Instruction: Using the data below, copy every line that contains the word "content".

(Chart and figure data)
——
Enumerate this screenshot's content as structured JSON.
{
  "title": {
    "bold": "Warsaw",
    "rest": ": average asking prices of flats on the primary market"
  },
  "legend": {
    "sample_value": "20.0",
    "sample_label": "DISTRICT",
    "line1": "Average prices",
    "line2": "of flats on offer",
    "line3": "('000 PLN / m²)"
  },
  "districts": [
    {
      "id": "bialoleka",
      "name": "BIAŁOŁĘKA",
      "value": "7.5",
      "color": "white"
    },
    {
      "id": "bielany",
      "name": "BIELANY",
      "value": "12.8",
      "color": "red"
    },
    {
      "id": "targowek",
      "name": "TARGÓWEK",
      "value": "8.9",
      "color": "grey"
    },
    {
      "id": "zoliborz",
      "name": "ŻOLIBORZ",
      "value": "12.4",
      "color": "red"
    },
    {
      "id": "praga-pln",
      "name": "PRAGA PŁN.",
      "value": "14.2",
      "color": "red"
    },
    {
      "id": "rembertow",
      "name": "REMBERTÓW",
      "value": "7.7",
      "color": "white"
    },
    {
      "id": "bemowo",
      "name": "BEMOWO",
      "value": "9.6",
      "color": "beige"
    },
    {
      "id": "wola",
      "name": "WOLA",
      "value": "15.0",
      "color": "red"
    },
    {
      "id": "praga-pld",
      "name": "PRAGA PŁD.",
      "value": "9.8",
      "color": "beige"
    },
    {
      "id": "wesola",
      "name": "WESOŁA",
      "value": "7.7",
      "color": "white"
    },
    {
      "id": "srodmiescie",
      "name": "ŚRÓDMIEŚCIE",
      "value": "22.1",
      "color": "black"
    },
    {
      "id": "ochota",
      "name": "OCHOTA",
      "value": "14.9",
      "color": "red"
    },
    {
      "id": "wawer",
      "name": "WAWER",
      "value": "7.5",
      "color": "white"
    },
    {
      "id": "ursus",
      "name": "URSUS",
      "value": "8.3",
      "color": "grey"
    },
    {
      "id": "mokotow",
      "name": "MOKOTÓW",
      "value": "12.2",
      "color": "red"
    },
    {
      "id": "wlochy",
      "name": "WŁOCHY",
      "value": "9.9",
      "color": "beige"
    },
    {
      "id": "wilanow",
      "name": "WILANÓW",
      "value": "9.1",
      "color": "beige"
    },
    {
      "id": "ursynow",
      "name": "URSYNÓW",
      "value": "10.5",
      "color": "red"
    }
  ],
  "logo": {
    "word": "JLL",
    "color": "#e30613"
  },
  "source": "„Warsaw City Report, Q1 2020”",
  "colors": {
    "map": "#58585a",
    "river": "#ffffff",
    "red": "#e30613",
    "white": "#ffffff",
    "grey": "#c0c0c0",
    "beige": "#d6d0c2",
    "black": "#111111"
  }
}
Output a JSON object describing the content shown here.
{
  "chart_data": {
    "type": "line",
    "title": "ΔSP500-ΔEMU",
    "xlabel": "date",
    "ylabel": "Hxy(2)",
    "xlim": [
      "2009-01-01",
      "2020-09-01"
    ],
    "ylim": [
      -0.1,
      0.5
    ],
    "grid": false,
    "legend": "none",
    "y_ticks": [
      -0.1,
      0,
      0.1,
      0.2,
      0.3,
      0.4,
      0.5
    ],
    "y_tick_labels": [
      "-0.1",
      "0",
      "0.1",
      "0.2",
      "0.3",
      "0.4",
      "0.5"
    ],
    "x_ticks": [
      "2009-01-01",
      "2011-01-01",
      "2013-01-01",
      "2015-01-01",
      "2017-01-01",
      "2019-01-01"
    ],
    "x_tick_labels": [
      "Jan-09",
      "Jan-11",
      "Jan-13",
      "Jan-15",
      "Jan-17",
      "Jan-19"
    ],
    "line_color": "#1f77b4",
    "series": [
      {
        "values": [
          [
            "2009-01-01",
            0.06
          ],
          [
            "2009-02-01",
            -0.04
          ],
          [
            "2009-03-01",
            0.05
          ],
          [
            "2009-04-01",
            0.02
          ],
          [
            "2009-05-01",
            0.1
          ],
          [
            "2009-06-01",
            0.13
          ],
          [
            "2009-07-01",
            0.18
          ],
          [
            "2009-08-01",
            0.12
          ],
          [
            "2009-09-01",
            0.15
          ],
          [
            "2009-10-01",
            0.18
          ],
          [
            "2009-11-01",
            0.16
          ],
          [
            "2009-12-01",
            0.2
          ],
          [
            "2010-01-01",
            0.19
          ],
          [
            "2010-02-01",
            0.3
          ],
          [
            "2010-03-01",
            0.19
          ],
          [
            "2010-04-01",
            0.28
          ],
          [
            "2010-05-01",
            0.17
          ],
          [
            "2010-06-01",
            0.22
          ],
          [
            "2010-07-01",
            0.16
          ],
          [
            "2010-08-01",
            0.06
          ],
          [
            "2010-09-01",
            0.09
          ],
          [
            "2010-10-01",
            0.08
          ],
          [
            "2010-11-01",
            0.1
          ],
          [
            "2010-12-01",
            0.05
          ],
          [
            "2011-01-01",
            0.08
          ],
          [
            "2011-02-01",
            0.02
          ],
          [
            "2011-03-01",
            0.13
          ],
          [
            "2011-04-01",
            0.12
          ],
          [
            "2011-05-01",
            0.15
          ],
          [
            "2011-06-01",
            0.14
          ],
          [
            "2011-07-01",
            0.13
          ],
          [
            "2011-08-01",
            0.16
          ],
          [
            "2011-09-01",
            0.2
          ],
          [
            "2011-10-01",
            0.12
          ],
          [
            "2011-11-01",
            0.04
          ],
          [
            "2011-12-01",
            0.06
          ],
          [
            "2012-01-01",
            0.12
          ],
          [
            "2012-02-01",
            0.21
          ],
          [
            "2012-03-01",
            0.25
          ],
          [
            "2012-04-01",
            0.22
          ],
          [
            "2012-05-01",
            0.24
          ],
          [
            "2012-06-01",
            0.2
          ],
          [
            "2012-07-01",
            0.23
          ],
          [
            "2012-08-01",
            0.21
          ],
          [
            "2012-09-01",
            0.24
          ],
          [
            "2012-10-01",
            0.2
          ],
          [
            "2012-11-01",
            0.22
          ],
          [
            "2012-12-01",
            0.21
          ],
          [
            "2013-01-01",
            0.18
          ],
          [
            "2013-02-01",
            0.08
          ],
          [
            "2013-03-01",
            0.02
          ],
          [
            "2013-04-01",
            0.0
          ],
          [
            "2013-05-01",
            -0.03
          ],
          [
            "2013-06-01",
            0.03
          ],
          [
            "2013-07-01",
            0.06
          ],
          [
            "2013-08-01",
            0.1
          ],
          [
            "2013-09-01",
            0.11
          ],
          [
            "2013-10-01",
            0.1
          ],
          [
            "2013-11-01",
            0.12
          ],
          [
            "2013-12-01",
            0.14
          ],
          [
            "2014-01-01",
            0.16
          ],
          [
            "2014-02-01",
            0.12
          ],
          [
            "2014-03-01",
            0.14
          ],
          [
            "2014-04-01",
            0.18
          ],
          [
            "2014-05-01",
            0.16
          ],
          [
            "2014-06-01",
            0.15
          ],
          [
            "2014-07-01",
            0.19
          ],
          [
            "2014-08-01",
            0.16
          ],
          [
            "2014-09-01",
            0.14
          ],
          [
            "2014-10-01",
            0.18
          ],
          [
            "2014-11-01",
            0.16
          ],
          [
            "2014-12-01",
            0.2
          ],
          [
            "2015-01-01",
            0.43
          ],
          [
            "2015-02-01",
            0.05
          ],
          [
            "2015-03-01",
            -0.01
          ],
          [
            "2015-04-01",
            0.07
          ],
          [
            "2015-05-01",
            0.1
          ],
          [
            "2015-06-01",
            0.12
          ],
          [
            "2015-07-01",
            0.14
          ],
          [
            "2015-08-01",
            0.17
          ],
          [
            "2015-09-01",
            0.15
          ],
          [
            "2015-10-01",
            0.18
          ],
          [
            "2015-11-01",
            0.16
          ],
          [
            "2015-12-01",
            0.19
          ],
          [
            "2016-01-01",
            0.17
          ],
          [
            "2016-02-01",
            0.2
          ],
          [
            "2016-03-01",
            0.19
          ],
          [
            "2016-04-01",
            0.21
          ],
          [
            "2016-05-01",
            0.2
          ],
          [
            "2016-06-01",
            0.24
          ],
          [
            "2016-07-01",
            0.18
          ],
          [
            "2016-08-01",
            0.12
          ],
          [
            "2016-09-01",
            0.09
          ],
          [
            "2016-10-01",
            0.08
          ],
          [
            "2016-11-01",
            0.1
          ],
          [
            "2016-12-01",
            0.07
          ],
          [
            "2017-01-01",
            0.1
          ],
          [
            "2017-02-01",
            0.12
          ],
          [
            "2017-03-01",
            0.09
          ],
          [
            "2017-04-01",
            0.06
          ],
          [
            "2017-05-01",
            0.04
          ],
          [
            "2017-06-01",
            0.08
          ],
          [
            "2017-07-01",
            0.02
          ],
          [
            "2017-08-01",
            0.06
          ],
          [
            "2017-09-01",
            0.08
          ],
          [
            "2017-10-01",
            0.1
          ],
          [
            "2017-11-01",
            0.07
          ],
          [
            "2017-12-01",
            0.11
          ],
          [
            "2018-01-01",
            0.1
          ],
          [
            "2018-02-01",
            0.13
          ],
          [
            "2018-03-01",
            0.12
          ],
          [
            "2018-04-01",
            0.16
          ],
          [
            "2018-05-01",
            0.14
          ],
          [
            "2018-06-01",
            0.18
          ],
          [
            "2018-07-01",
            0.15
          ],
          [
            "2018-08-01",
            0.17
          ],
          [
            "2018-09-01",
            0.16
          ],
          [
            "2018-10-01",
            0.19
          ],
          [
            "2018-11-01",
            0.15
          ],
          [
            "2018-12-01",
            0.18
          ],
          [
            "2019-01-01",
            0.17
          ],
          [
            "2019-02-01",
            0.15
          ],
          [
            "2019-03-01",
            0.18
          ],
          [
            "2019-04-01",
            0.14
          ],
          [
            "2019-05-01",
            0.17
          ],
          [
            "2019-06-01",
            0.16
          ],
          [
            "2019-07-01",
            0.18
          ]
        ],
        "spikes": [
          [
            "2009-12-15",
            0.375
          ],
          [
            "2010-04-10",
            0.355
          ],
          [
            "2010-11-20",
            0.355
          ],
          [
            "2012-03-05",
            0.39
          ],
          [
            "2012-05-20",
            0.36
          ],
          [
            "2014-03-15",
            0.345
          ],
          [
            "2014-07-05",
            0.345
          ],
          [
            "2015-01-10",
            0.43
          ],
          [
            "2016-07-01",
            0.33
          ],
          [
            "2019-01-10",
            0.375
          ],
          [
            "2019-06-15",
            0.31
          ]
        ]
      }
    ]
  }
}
——
Finished exercise:
Enumerate this screenshot's content as structured JSON.
Output a JSON object describing the content shown here.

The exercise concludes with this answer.